- [Given instruction] In the entries below, find the lines that contain the word "FCST" and copy them.

- [Dataset records on visual material]
*****

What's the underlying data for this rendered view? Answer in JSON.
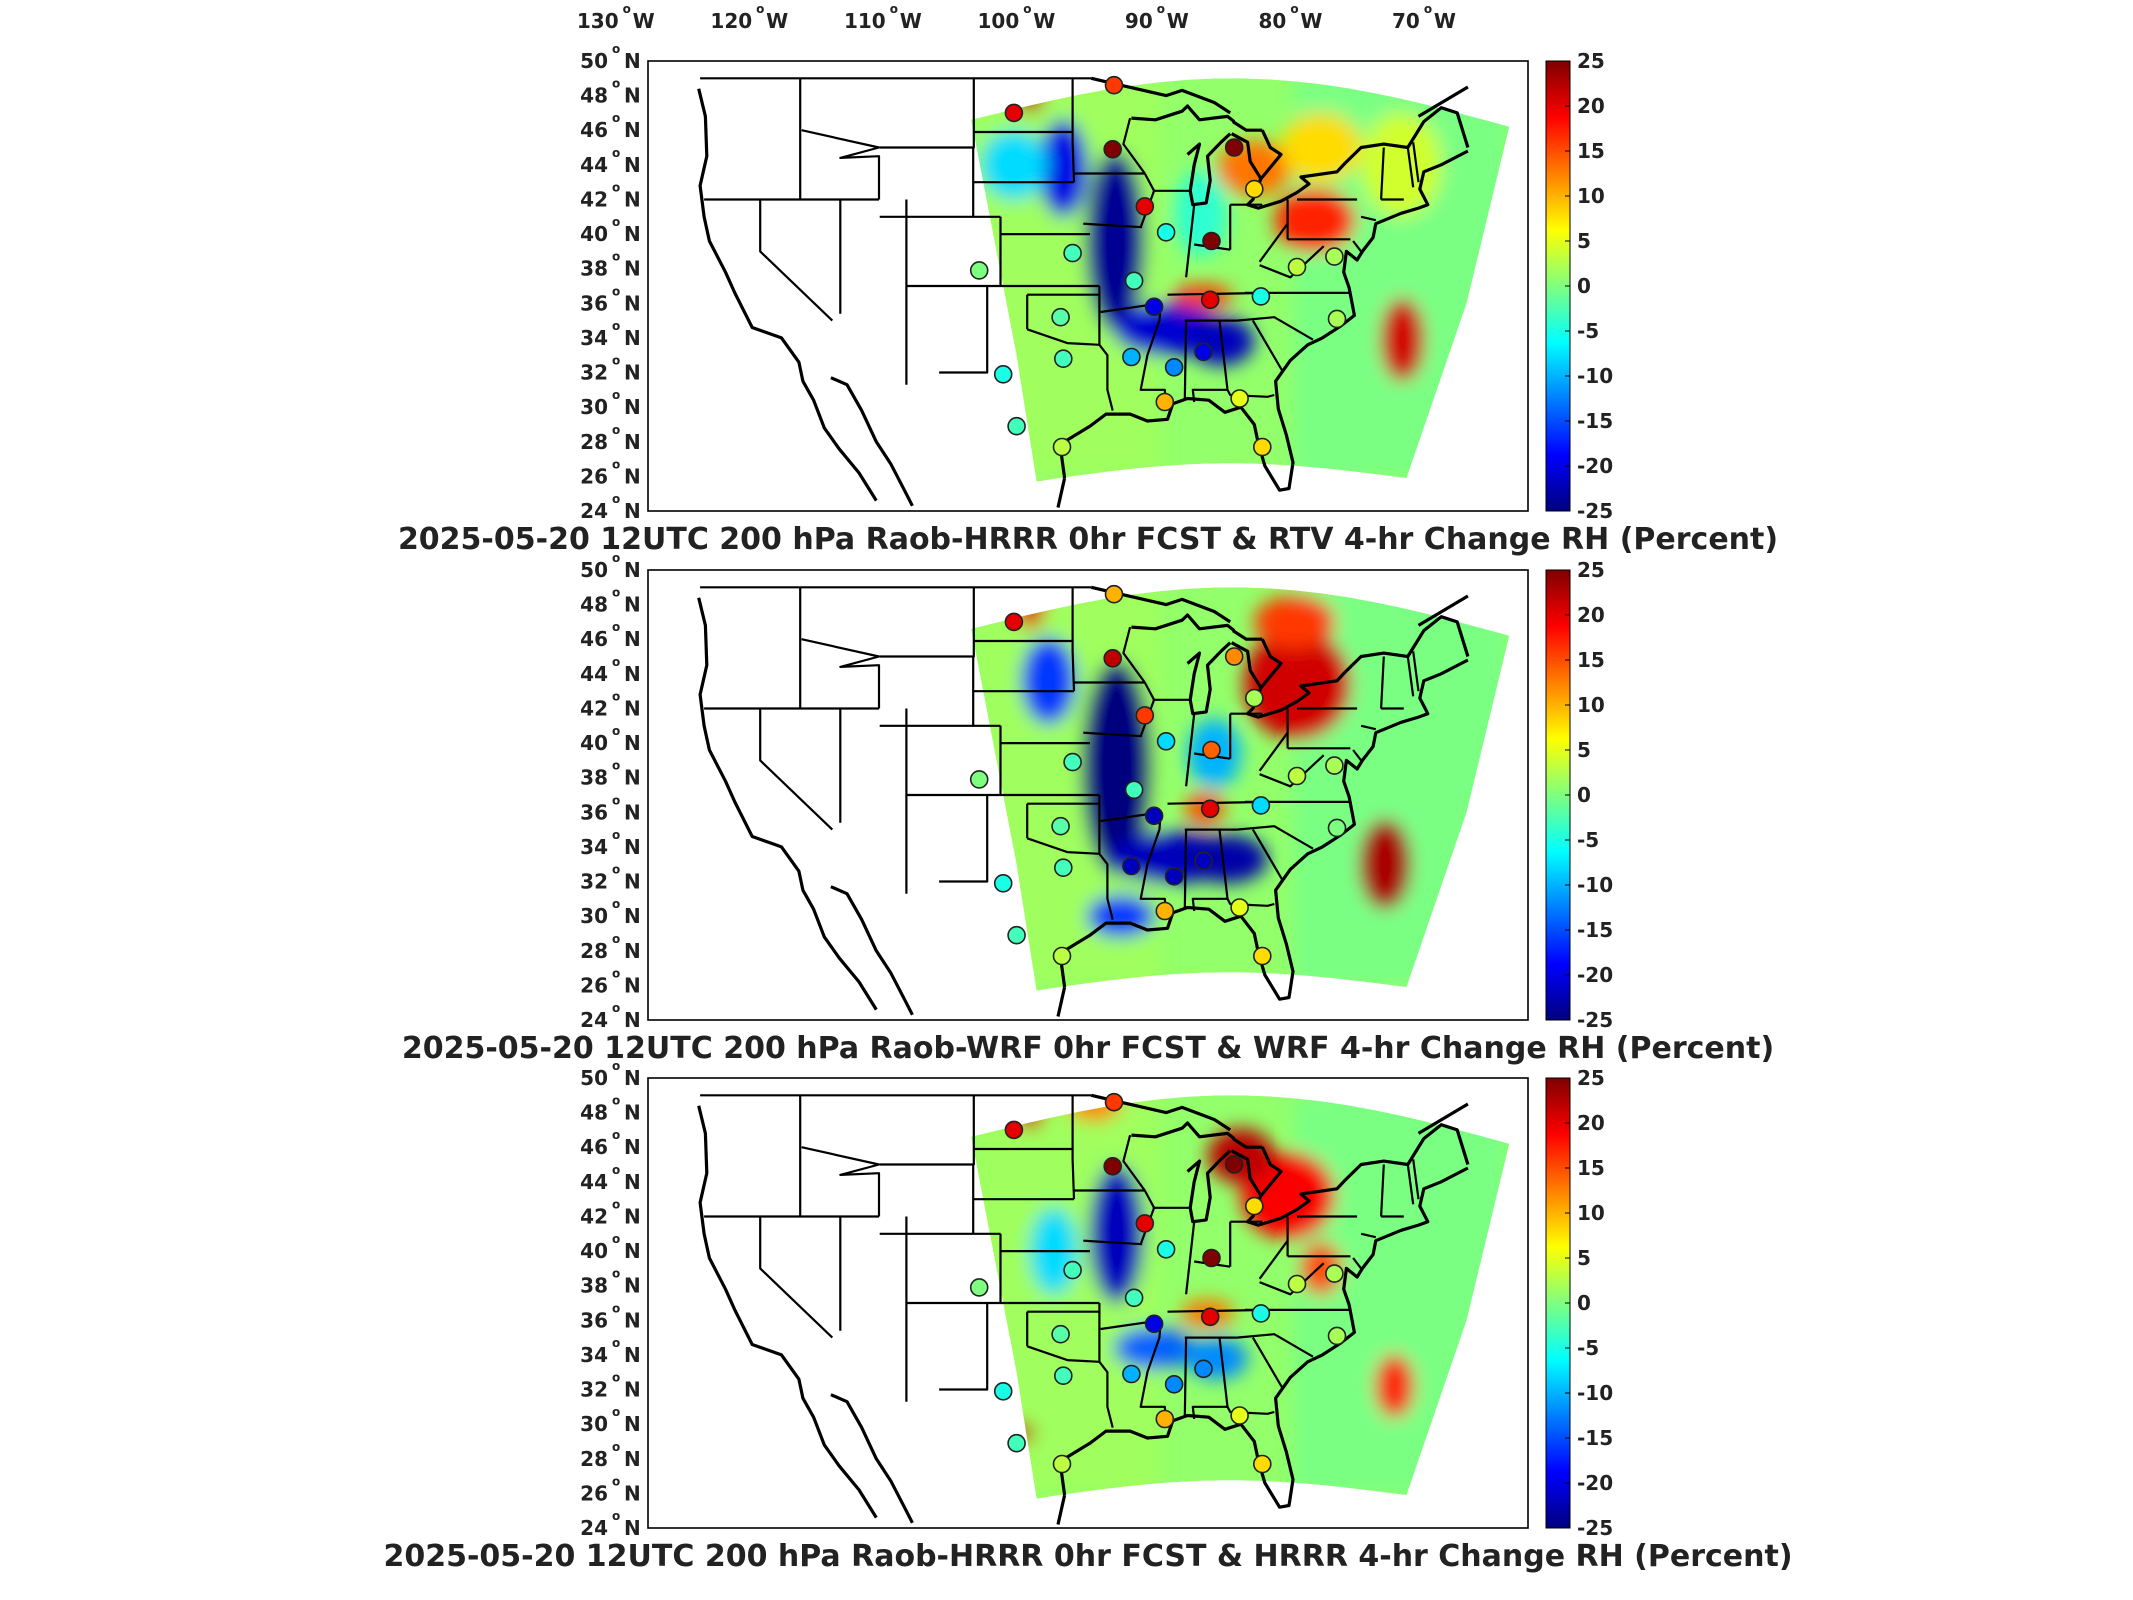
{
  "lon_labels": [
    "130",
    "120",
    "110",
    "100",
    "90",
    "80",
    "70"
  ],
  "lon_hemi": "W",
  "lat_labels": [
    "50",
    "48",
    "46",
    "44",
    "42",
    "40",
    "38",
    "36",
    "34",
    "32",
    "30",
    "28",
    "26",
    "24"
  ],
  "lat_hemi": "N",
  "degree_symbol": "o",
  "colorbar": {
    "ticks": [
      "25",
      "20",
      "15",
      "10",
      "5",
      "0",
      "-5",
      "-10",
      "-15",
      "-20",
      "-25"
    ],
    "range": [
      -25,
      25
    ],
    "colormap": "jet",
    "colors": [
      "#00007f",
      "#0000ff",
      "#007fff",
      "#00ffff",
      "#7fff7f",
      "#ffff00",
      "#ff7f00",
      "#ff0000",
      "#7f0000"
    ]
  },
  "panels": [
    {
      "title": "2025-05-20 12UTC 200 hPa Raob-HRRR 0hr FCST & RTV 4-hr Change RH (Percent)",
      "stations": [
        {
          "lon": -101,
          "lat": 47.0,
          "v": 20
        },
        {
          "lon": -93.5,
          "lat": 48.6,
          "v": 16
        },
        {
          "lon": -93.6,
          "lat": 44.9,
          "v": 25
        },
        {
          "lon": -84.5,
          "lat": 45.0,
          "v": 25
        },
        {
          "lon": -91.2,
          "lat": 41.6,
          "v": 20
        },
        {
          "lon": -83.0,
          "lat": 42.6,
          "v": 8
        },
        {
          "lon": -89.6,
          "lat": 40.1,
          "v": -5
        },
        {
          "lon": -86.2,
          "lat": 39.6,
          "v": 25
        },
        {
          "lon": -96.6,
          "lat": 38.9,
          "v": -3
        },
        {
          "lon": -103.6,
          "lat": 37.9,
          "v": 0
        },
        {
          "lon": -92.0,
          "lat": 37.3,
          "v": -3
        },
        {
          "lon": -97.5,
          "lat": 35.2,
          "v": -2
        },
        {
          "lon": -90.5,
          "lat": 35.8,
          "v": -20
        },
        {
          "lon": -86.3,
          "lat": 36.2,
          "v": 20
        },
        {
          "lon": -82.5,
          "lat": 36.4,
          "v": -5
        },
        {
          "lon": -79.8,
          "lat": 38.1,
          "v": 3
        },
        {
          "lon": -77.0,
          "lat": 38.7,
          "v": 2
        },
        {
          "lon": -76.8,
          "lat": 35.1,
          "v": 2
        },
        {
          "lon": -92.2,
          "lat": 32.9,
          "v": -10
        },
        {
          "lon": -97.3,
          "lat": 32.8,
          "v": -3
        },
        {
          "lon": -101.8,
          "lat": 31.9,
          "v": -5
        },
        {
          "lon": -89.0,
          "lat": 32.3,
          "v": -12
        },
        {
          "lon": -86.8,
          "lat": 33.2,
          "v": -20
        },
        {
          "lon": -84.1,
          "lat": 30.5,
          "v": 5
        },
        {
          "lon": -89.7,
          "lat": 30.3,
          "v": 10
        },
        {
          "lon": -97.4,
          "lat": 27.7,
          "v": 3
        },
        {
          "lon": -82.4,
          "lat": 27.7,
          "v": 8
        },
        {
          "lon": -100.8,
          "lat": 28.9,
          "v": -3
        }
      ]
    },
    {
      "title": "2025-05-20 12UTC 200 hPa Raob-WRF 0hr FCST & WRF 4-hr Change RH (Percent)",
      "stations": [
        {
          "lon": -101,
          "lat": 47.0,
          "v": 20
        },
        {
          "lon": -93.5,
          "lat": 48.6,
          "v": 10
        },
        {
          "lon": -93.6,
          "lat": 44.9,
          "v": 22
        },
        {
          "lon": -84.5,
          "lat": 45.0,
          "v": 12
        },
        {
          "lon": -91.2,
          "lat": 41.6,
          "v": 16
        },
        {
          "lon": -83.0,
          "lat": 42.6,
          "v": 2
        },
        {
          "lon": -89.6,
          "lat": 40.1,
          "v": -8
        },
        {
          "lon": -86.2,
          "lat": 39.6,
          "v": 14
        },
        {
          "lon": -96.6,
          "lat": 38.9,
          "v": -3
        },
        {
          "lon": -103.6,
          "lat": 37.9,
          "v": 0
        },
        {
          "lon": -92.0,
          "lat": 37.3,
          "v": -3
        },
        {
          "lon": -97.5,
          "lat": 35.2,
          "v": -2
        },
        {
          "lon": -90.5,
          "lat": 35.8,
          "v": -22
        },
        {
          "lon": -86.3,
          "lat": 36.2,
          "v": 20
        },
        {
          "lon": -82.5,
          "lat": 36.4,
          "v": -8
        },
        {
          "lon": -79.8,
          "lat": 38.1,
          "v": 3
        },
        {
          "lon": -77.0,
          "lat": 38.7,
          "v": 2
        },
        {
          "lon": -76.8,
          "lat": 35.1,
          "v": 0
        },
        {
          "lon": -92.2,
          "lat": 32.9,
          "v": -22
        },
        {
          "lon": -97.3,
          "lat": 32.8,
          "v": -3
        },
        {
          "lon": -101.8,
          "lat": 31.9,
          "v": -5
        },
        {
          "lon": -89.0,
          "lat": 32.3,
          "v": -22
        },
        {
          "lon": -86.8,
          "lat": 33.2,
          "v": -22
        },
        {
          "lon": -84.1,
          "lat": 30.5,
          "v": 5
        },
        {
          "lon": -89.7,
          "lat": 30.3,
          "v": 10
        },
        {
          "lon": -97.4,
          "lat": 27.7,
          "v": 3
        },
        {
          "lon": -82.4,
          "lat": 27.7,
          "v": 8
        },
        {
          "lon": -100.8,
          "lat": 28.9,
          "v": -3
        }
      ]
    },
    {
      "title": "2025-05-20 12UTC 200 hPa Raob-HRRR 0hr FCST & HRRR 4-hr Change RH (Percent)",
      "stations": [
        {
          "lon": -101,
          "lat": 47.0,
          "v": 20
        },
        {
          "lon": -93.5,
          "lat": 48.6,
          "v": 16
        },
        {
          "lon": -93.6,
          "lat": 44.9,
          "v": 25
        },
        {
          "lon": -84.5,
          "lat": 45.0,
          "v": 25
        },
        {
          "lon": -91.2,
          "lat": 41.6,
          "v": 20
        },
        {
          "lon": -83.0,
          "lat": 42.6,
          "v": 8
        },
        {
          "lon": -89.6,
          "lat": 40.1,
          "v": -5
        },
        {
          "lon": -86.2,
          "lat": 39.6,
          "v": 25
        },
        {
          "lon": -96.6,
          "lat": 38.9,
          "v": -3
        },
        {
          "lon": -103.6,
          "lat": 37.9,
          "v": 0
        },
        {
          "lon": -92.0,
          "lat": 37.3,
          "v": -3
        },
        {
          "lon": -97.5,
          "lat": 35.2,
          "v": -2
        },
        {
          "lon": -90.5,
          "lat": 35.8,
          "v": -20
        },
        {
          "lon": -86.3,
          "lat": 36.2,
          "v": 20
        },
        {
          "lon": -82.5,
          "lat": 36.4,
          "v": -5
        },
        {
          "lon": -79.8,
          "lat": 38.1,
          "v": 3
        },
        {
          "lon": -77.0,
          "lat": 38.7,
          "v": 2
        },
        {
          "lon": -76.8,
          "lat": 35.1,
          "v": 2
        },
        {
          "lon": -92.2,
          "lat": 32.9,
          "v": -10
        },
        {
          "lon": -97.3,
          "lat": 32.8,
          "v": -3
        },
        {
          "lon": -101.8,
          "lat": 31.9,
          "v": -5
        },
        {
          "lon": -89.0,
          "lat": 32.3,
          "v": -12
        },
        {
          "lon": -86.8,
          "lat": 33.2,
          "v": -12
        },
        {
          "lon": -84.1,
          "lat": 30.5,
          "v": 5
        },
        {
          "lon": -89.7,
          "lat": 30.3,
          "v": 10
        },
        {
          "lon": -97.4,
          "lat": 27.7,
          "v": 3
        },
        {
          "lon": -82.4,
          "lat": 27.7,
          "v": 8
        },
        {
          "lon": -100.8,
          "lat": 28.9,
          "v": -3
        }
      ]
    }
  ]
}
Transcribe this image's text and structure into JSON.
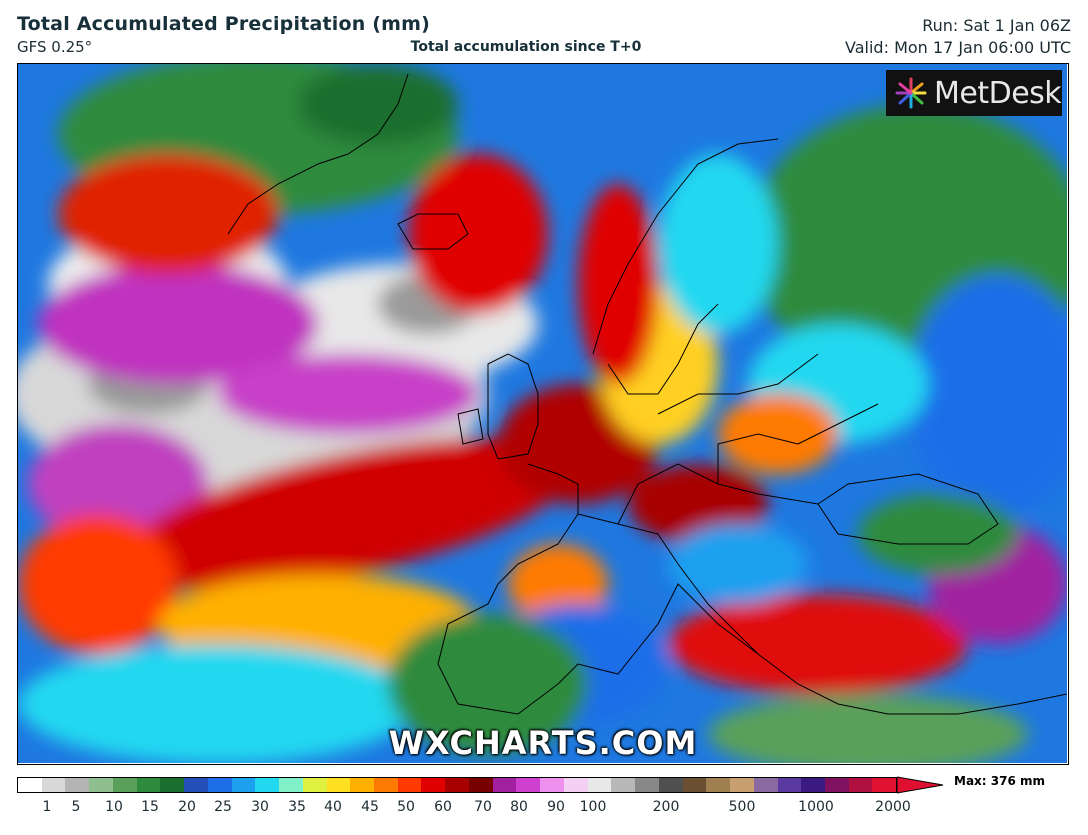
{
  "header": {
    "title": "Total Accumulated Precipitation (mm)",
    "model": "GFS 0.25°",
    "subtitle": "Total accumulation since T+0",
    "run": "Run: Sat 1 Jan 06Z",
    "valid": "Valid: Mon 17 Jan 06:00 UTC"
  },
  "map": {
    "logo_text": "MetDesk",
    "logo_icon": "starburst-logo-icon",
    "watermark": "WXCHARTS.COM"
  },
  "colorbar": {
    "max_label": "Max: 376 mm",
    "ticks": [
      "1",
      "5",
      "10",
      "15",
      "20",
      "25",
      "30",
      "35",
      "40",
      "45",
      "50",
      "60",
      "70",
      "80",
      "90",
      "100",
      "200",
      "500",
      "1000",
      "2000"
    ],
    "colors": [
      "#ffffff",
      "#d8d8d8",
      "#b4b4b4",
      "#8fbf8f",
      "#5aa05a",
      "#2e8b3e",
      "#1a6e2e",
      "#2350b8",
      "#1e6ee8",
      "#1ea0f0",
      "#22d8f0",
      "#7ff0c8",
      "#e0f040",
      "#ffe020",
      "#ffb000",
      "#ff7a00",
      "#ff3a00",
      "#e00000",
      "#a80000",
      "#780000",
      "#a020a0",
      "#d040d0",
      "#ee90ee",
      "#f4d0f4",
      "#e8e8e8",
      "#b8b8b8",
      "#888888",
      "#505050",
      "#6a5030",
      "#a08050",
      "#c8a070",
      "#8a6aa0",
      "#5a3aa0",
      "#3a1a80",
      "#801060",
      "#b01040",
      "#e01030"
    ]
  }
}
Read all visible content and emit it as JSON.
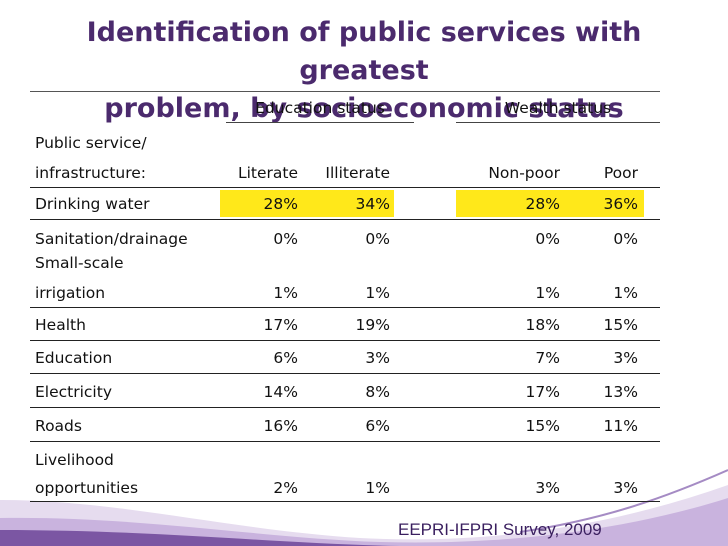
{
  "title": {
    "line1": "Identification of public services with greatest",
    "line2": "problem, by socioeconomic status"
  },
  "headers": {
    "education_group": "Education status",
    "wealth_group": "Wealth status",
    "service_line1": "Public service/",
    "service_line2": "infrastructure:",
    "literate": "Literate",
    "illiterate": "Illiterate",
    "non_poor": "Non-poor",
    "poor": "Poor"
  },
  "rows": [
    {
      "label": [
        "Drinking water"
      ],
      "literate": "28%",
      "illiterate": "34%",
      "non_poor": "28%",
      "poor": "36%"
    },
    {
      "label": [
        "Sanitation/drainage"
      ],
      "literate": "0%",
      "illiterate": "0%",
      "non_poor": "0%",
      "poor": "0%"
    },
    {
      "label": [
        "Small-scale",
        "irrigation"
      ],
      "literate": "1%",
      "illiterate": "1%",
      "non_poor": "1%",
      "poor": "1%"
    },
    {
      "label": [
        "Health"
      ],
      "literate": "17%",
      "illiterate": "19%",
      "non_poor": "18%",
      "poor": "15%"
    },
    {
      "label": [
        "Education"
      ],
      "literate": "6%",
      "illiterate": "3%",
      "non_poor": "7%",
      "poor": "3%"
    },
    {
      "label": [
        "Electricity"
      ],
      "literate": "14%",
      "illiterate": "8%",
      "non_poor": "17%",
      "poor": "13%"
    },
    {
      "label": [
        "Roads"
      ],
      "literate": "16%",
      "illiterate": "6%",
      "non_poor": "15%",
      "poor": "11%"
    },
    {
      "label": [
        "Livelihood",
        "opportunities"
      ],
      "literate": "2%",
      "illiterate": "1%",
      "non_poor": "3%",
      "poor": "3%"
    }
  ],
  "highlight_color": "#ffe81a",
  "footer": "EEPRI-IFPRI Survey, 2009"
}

*****

- [Written response]
      "title": "2025-05-20 12UTC 200 hPa Raob-HRRR 0hr FCST & RTV 4-hr Change RH (Percent)",
      "title": "2025-05-20 12UTC 200 hPa Raob-WRF 0hr FCST & WRF 4-hr Change RH (Percent)",
      "title": "2025-05-20 12UTC 200 hPa Raob-HRRR 0hr FCST & HRRR 4-hr Change RH (Percent)",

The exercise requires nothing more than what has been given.